### Instructions for the task
Please reproduce every record, keeping each one exactly as written.

### Data shown
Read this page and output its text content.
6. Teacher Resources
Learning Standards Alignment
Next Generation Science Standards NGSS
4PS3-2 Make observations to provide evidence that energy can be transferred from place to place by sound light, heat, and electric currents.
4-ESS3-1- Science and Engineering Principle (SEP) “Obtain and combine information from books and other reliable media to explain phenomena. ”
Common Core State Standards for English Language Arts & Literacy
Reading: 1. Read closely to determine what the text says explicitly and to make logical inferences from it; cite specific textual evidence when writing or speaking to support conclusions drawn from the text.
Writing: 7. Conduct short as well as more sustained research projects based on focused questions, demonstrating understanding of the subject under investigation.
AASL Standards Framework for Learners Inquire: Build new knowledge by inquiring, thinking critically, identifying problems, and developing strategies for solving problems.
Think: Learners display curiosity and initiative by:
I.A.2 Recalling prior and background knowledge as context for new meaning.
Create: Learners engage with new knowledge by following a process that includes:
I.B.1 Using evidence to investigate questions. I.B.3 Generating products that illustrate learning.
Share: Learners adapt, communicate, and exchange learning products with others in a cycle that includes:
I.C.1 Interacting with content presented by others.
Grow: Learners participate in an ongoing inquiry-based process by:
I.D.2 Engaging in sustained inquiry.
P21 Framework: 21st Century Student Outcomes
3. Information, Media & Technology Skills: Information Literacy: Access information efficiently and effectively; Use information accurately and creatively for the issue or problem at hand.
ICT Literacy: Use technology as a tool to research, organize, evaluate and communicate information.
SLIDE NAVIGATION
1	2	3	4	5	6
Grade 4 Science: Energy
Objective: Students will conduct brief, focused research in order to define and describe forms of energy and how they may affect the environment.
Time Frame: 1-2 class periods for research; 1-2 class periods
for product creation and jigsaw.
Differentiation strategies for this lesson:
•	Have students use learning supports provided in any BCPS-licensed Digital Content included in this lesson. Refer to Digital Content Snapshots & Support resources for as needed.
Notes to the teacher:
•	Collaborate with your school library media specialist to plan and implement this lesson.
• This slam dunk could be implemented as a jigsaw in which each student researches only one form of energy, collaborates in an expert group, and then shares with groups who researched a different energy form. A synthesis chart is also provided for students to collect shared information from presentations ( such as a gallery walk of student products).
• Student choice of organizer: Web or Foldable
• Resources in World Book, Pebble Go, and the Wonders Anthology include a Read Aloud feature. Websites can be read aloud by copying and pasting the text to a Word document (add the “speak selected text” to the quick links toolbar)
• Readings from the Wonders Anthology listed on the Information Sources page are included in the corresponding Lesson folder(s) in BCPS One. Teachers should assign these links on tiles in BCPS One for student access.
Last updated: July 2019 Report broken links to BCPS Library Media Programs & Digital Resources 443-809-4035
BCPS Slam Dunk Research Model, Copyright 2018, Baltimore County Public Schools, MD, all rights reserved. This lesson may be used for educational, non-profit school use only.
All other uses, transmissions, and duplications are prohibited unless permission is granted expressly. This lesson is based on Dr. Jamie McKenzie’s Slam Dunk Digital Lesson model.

### The completed task
Read this page and output its text content.
6. Teacher Resources
Learning Standards Alignment
Next Generation Science Standards NGSS
4PS3-2 Make observations to provide evidence that energy can be transferred from place to place by sound light, heat, and electric currents.
4-ESS3-1- Science and Engineering Principle (SEP) “Obtain and combine information from books and other reliable media to explain phenomena. ”
Common Core State Standards for English Language Arts & Literacy
Reading: 1. Read closely to determine what the text says explicitly and to make logical inferences from it; cite specific textual evidence when writing or speaking to support conclusions drawn from the text.
Writing: 7. Conduct short as well as more sustained research projects based on focused questions, demonstrating understanding of the subject under investigation.
AASL Standards Framework for Learners Inquire: Build new knowledge by inquiring, thinking critically, identifying problems, and developing strategies for solving problems.
Think: Learners display curiosity and initiative by:
I.A.2 Recalling prior and background knowledge as context for new meaning.
Create: Learners engage with new knowledge by following a process that includes:
I.B.1 Using evidence to investigate questions. I.B.3 Generating products that illustrate learning.
Share: Learners adapt, communicate, and exchange learning products with others in a cycle that includes:
I.C.1 Interacting with content presented by others.
Grow: Learners participate in an ongoing inquiry-based process by:
I.D.2 Engaging in sustained inquiry.
P21 Framework: 21st Century Student Outcomes
3. Information, Media & Technology Skills: Information Literacy: Access information efficiently and effectively; Use information accurately and creatively for the issue or problem at hand.
ICT Literacy: Use technology as a tool to research, organize, evaluate and communicate information.
SLIDE NAVIGATION
1	2	3	4	5	6
Grade 4 Science: Energy
Objective: Students will conduct brief, focused research in order to define and describe forms of energy and how they may affect the environment.
Time Frame: 1-2 class periods for research; 1-2 class periods
for product creation and jigsaw.
Differentiation strategies for this lesson:
•	Have students use learning supports provided in any BCPS-licensed Digital Content included in this lesson. Refer to Digital Content Snapshots & Support resources for as needed.
Notes to the teacher:
•	Collaborate with your school library media specialist to plan and implement this lesson.
• This slam dunk could be implemented as a jigsaw in which each student researches only one form of energy, collaborates in an expert group, and then shares with groups who researched a different energy form. A synthesis chart is also provided for students to collect shared information from presentations ( such as a gallery walk of student products).
• Student choice of organizer: Web or Foldable
• Resources in World Book, Pebble Go, and the Wonders Anthology include a Read Aloud feature. Websites can be read aloud by copying and pasting the text to a Word document (add the “speak selected text” to the quick links toolbar)
• Readings from the Wonders Anthology listed on the Information Sources page are included in the corresponding Lesson folder(s) in BCPS One. Teachers should assign these links on tiles in BCPS One for student access.
Last updated: July 2019 Report broken links to BCPS Library Media Programs & Digital Resources 443-809-4035
BCPS Slam Dunk Research Model, Copyright 2018, Baltimore County Public Schools, MD, all rights reserved. This lesson may be used for educational, non-profit school use only.
All other uses, transmissions, and duplications are prohibited unless permission is granted expressly. This lesson is based on Dr. Jamie McKenzie’s Slam Dunk Digital Lesson model.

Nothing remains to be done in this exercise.